--- Passage given ---
Continental U.S. only.
Continental U.S. only.
A tea towel is a thin, lint-free kitchen cloth made from tightly woven cotton or linen — designed to dry dishes, polish glassware, handle food, and cover baked goods without leaving fibers or residue behind. If you've ever tried to polish a wine glass with a terry cloth towel and ended up with a fuzz-covered mess, you already understand why tea towels exist.
We've been making 100% cotton flour sack tea towels since 2006 — so when it comes to answering what a tea towel is, what it's made of, what size it should be, and what you actually use one for, we know this product better than anyone. This guide covers all of it.
A tea towel is a flat-weave, lint-free kitchen cloth used for drying dishes, covering food, polishing glassware, and handling food safely. Unlike terry cloth dish towels — which have a looped pile and shed fibers — a tea towel has a tight, smooth weave that leaves no residue on surfaces or food.
---
What you should do — According to the tea towel guide, what two fabrics are tea towels made from?
--- Listed records ---
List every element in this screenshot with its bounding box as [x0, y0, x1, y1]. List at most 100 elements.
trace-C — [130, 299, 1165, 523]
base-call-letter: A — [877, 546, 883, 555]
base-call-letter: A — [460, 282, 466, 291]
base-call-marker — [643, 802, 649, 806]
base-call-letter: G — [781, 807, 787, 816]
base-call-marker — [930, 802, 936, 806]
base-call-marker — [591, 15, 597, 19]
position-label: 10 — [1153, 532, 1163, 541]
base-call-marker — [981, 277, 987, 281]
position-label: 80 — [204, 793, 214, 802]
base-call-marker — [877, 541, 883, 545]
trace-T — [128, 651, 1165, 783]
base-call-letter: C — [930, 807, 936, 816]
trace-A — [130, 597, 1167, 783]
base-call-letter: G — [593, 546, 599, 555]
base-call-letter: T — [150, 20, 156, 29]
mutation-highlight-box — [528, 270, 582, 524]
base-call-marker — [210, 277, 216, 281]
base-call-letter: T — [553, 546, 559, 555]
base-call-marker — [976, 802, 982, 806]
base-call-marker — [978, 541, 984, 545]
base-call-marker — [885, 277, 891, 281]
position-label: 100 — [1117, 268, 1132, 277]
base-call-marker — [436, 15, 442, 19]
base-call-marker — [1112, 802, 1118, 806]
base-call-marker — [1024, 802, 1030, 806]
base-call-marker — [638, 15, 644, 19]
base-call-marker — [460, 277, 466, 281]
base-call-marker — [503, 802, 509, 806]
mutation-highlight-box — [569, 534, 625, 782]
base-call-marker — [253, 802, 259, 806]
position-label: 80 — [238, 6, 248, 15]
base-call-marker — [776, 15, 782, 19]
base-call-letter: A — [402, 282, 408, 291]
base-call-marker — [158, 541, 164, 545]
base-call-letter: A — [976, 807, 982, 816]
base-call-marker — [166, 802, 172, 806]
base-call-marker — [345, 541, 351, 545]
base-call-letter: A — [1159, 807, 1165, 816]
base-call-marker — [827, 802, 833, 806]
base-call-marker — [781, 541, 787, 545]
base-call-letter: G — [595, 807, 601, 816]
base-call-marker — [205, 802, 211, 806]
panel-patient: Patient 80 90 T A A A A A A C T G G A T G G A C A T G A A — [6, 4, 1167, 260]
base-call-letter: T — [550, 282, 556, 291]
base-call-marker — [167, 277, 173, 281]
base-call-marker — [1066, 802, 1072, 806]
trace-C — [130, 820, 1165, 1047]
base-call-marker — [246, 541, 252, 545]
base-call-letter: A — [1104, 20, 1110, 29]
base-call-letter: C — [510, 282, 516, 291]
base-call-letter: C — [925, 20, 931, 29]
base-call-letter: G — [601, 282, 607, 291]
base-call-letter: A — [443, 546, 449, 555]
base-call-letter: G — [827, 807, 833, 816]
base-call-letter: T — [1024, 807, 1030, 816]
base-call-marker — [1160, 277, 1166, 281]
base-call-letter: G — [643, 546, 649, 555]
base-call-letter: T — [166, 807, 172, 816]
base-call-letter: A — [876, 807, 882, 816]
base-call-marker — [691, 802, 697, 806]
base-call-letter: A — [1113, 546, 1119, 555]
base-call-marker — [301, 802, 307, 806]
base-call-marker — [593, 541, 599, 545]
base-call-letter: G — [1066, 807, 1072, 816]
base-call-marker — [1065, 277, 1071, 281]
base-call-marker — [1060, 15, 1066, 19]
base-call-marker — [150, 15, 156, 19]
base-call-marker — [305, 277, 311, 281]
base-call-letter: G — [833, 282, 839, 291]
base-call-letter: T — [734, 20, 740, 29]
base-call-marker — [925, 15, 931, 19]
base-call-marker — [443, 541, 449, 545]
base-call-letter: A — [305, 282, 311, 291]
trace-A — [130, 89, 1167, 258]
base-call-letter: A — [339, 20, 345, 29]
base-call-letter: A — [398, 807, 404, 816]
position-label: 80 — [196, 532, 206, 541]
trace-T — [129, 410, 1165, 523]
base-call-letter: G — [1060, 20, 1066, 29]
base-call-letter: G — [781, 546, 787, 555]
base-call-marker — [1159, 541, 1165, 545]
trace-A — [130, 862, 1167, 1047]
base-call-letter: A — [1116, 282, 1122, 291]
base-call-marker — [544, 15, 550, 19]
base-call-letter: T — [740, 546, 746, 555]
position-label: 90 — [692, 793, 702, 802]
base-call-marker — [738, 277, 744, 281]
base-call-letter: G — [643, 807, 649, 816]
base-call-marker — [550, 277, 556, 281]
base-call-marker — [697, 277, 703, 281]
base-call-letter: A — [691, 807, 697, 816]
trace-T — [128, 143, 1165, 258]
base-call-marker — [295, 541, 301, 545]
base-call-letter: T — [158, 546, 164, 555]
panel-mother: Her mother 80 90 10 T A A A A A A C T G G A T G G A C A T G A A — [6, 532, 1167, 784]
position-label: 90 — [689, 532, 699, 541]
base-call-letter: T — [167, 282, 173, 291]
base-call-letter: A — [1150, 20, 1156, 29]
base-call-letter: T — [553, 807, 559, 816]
---
Written reply — Tightly woven cotton or linen.